(Dataset records)

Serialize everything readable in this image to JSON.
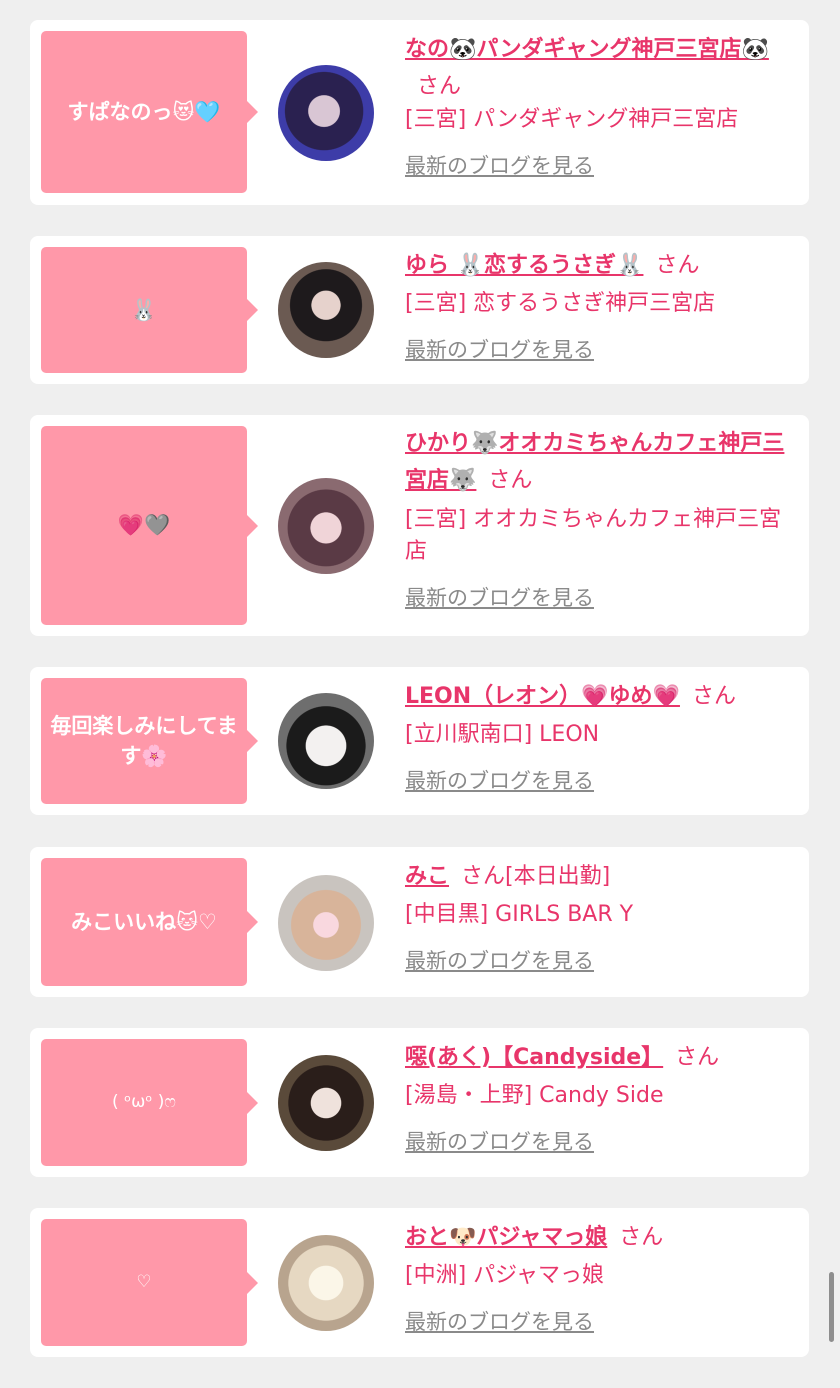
{
  "cards": [
    {
      "comment": "すぱなのっ😻🩵",
      "name": "なの🐼パンダギャング神戸三宮店🐼",
      "san": "さん",
      "note": "",
      "shop": "[三宮] パンダギャング神戸三宮店",
      "blog": "最新のブログを見る"
    },
    {
      "comment": "🐰",
      "name": "ゆら 🐰恋するうさぎ🐰",
      "san": "さん",
      "note": "",
      "shop": "[三宮] 恋するうさぎ神戸三宮店",
      "blog": "最新のブログを見る"
    },
    {
      "comment": "💗🩶",
      "name": "ひかり🐺オオカミちゃんカフェ神戸三宮店🐺",
      "san": "さん",
      "note": "",
      "shop": "[三宮] オオカミちゃんカフェ神戸三宮店",
      "blog": "最新のブログを見る"
    },
    {
      "comment": "毎回楽しみにしてます🌸",
      "name": "LEON（レオン）💗ゆめ💗",
      "san": "さん",
      "note": "",
      "shop": "[立川駅南口] LEON",
      "blog": "最新のブログを見る"
    },
    {
      "comment": "みこいいね🐱♡",
      "name": "みこ",
      "san": "さん",
      "note": "[本日出勤]",
      "shop": "[中目黒] GIRLS BAR Y",
      "blog": "最新のブログを見る"
    },
    {
      "comment": "(  ᵒωᵒ  )ෆ",
      "name": "噁(あく)【Candyside】",
      "san": "さん",
      "note": "",
      "shop": "[湯島・上野] Candy Side",
      "blog": "最新のブログを見る"
    },
    {
      "comment": "♡",
      "name": "おと🐶パジャマっ娘",
      "san": "さん",
      "note": "",
      "shop": "[中洲] パジャマっ娘",
      "blog": "最新のブログを見る"
    }
  ]
}
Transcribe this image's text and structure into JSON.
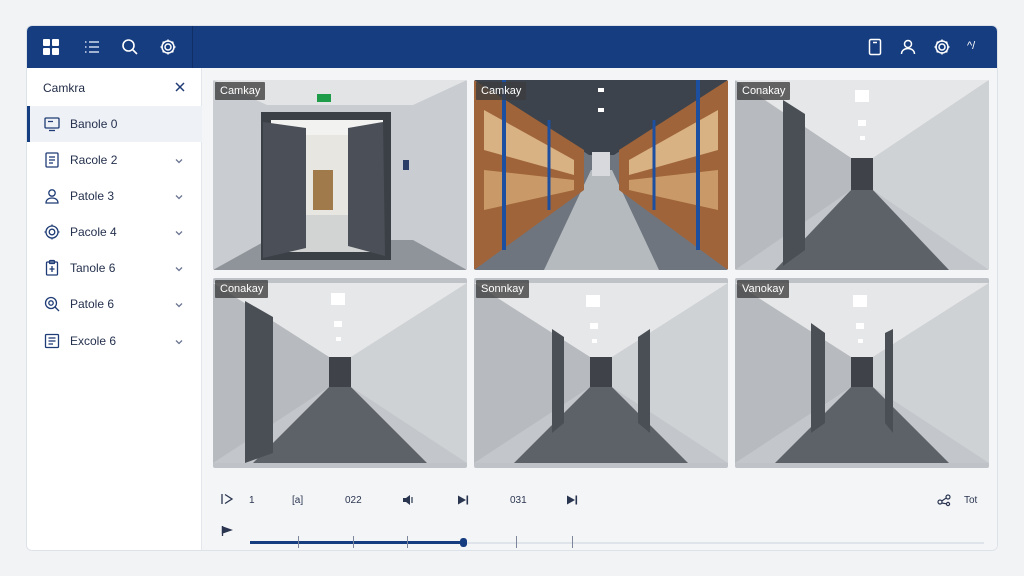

== Task statement ==
Quote the preceding listing precisely and completely, omitting its images.

== Complete output ==
Serialize everything readable in this image to JSON.
{
  "cards": [
    {
      "comment": "すぱなのっ😻🩵",
      "name": "なの🐼パンダギャング神戸三宮店🐼",
      "san": "さん",
      "note": "",
      "shop": "[三宮] パンダギャング神戸三宮店",
      "blog": "最新のブログを見る"
    },
    {
      "comment": "🐰",
      "name": "ゆら 🐰恋するうさぎ🐰",
      "san": "さん",
      "note": "",
      "shop": "[三宮] 恋するうさぎ神戸三宮店",
      "blog": "最新のブログを見る"
    },
    {
      "comment": "💗🩶",
      "name": "ひかり🐺オオカミちゃんカフェ神戸三宮店🐺",
      "san": "さん",
      "note": "",
      "shop": "[三宮] オオカミちゃんカフェ神戸三宮店",
      "blog": "最新のブログを見る"
    },
    {
      "comment": "毎回楽しみにしてます🌸",
      "name": "LEON（レオン）💗ゆめ💗",
      "san": "さん",
      "note": "",
      "shop": "[立川駅南口] LEON",
      "blog": "最新のブログを見る"
    },
    {
      "comment": "みこいいね🐱♡",
      "name": "みこ",
      "san": "さん",
      "note": "[本日出勤]",
      "shop": "[中目黒] GIRLS BAR Y",
      "blog": "最新のブログを見る"
    },
    {
      "comment": "(  ᵒωᵒ  )ෆ",
      "name": "噁(あく)【Candyside】",
      "san": "さん",
      "note": "",
      "shop": "[湯島・上野] Candy Side",
      "blog": "最新のブログを見る"
    },
    {
      "comment": "♡",
      "name": "おと🐶パジャマっ娘",
      "san": "さん",
      "note": "",
      "shop": "[中洲] パジャマっ娘",
      "blog": "最新のブログを見る"
    }
  ]
}
Transcribe this image's text and structure into JSON.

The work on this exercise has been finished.